Your task is to locate every line holding the string "nemen" and to copy each of them.

# # # # # # #

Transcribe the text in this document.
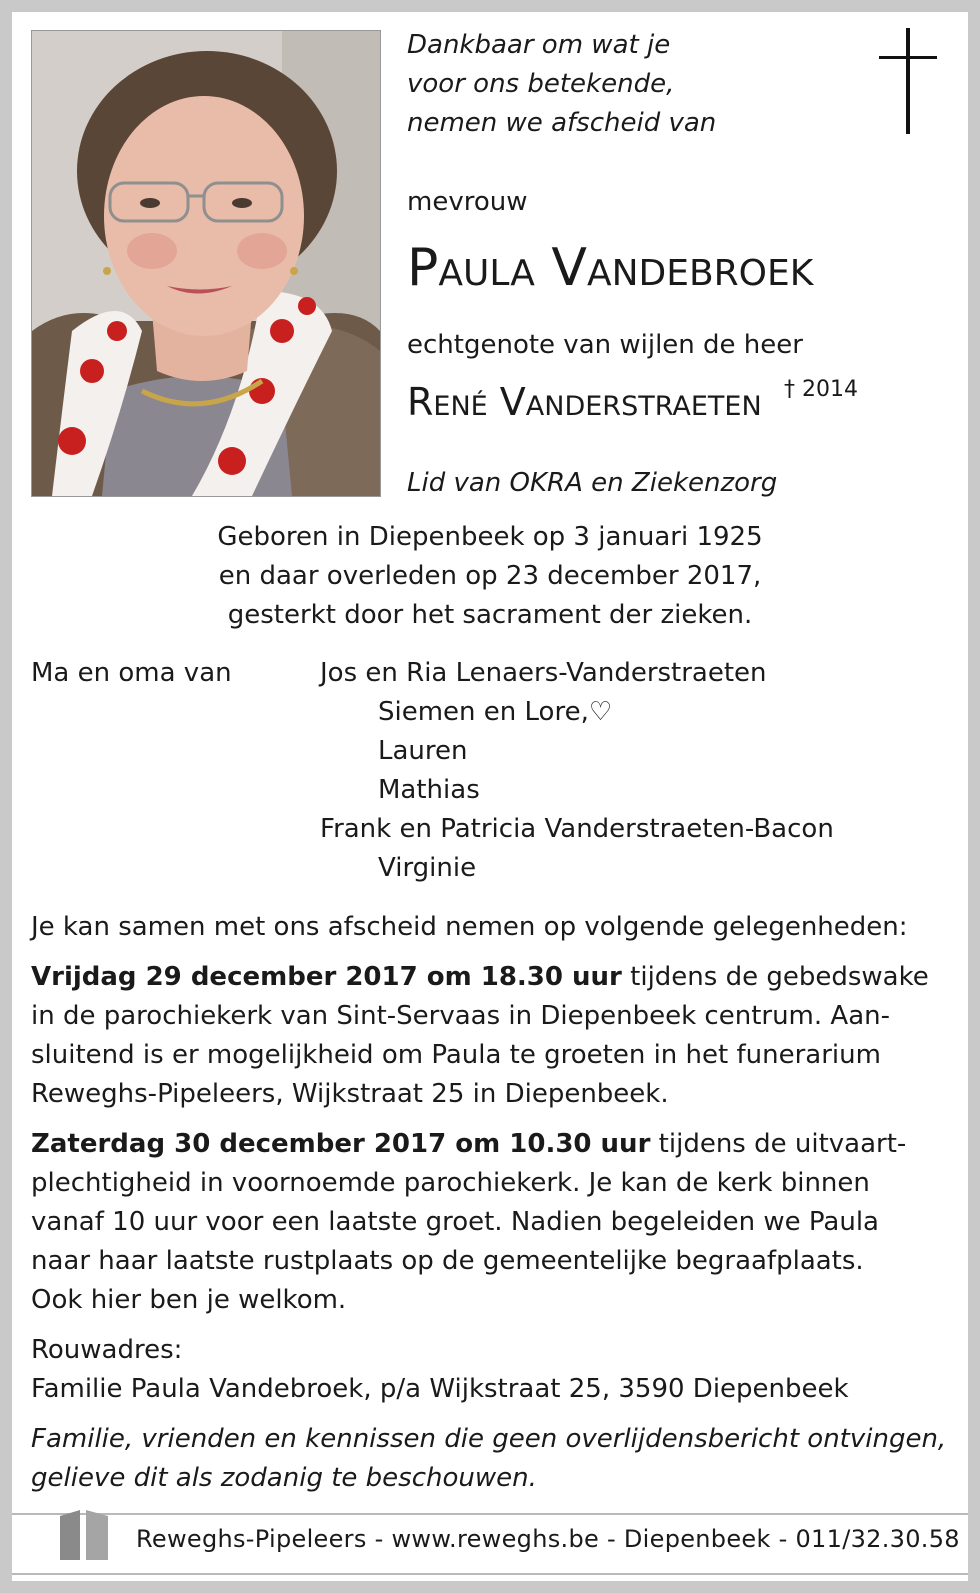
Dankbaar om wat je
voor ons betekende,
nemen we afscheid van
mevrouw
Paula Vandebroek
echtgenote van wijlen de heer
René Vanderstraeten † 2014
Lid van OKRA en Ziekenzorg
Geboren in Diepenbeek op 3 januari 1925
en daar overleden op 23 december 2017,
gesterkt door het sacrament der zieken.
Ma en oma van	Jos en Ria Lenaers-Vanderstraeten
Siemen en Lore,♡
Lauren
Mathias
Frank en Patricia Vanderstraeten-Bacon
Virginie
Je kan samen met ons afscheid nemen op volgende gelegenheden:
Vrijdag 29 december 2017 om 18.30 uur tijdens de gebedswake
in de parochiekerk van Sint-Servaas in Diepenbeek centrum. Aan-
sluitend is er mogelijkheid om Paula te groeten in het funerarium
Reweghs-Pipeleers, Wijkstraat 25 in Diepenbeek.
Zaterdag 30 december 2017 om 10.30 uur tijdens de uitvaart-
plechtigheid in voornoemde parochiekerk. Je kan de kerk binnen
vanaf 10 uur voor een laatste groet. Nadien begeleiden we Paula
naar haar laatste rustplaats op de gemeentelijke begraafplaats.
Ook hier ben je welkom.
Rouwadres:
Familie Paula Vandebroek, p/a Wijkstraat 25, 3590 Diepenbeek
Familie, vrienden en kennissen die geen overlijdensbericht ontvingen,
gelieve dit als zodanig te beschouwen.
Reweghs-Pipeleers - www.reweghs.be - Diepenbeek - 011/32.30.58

# # # # # # #

# ANSWER TO THE EXERCISE
nemen we afscheid van
Je kan samen met ons afscheid nemen op volgende gelegenheden:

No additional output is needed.